Written task: Pick out each line containing the string "Plutôt".

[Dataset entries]
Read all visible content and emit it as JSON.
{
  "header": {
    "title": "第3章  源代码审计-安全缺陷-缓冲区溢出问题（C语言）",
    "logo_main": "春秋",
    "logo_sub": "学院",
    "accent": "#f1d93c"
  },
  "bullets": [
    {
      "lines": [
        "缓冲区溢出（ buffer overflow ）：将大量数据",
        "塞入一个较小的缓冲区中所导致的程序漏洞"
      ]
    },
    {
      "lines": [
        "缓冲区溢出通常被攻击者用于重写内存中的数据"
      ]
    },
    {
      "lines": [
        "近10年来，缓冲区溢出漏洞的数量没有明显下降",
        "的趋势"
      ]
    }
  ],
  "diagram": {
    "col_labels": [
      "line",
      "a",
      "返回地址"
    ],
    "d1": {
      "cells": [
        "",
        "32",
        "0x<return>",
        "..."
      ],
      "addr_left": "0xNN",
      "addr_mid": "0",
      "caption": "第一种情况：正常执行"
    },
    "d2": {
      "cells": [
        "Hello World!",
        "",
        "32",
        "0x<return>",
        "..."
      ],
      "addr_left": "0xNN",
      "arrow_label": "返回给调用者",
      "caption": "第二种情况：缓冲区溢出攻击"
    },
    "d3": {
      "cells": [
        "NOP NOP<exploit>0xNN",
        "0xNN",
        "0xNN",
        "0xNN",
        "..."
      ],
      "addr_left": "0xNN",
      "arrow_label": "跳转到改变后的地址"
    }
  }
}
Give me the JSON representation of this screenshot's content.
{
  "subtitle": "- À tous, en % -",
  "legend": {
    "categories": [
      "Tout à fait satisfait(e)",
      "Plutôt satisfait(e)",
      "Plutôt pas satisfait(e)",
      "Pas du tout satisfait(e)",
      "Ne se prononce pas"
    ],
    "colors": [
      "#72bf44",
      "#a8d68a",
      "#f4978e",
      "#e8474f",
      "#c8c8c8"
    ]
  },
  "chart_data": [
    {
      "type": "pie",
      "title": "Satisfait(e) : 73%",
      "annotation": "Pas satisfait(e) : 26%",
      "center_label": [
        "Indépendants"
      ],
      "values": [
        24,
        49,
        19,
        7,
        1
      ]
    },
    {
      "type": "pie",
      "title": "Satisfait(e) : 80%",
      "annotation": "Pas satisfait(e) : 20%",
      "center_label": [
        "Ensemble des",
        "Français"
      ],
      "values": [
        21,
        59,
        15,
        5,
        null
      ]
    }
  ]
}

---

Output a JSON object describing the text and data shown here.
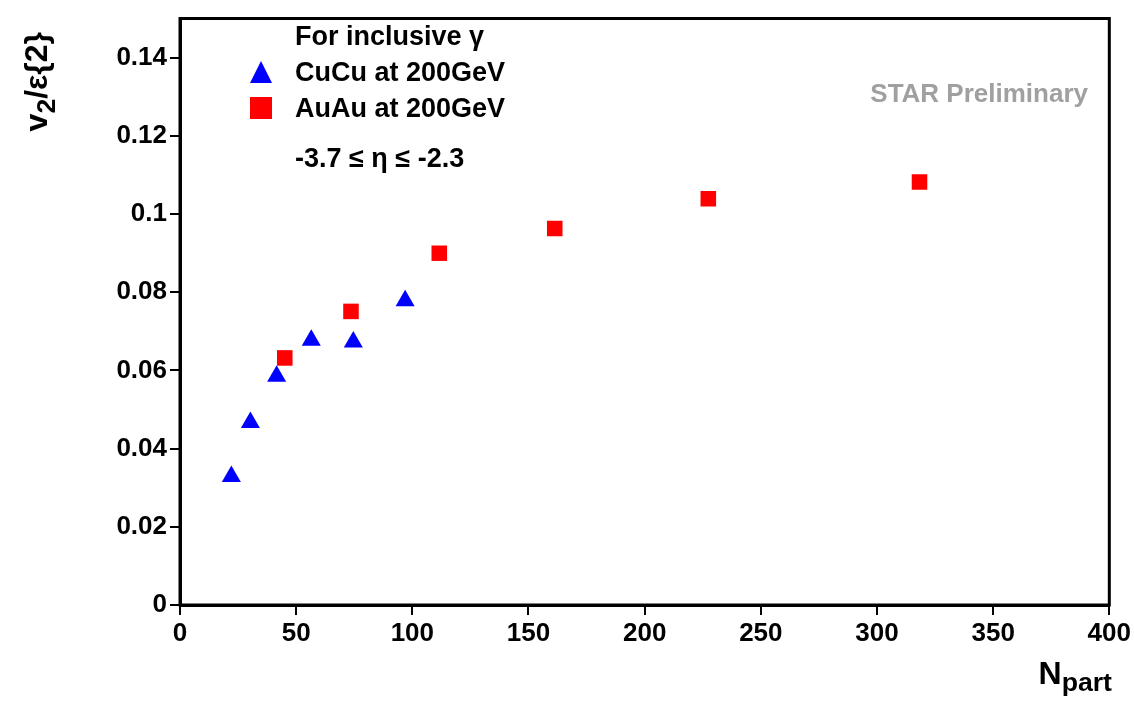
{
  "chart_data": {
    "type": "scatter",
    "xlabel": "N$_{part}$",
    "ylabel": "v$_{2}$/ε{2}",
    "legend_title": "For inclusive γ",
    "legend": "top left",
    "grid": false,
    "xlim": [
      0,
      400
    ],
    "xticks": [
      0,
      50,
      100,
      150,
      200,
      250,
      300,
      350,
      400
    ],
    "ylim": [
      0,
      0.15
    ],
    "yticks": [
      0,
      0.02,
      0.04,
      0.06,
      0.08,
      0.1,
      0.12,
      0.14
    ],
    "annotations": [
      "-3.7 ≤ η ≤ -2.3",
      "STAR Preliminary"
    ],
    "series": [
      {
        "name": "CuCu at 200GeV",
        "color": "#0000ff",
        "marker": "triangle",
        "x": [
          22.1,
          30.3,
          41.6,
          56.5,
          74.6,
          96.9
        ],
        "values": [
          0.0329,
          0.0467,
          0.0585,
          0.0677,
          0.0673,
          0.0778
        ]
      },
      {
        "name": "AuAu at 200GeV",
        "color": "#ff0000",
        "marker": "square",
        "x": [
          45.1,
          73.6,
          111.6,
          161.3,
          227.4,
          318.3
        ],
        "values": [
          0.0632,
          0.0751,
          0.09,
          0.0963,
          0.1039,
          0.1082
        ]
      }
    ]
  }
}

Worked answer:
      "Plutôt satisfait(e)",
      "Plutôt pas satisfait(e)",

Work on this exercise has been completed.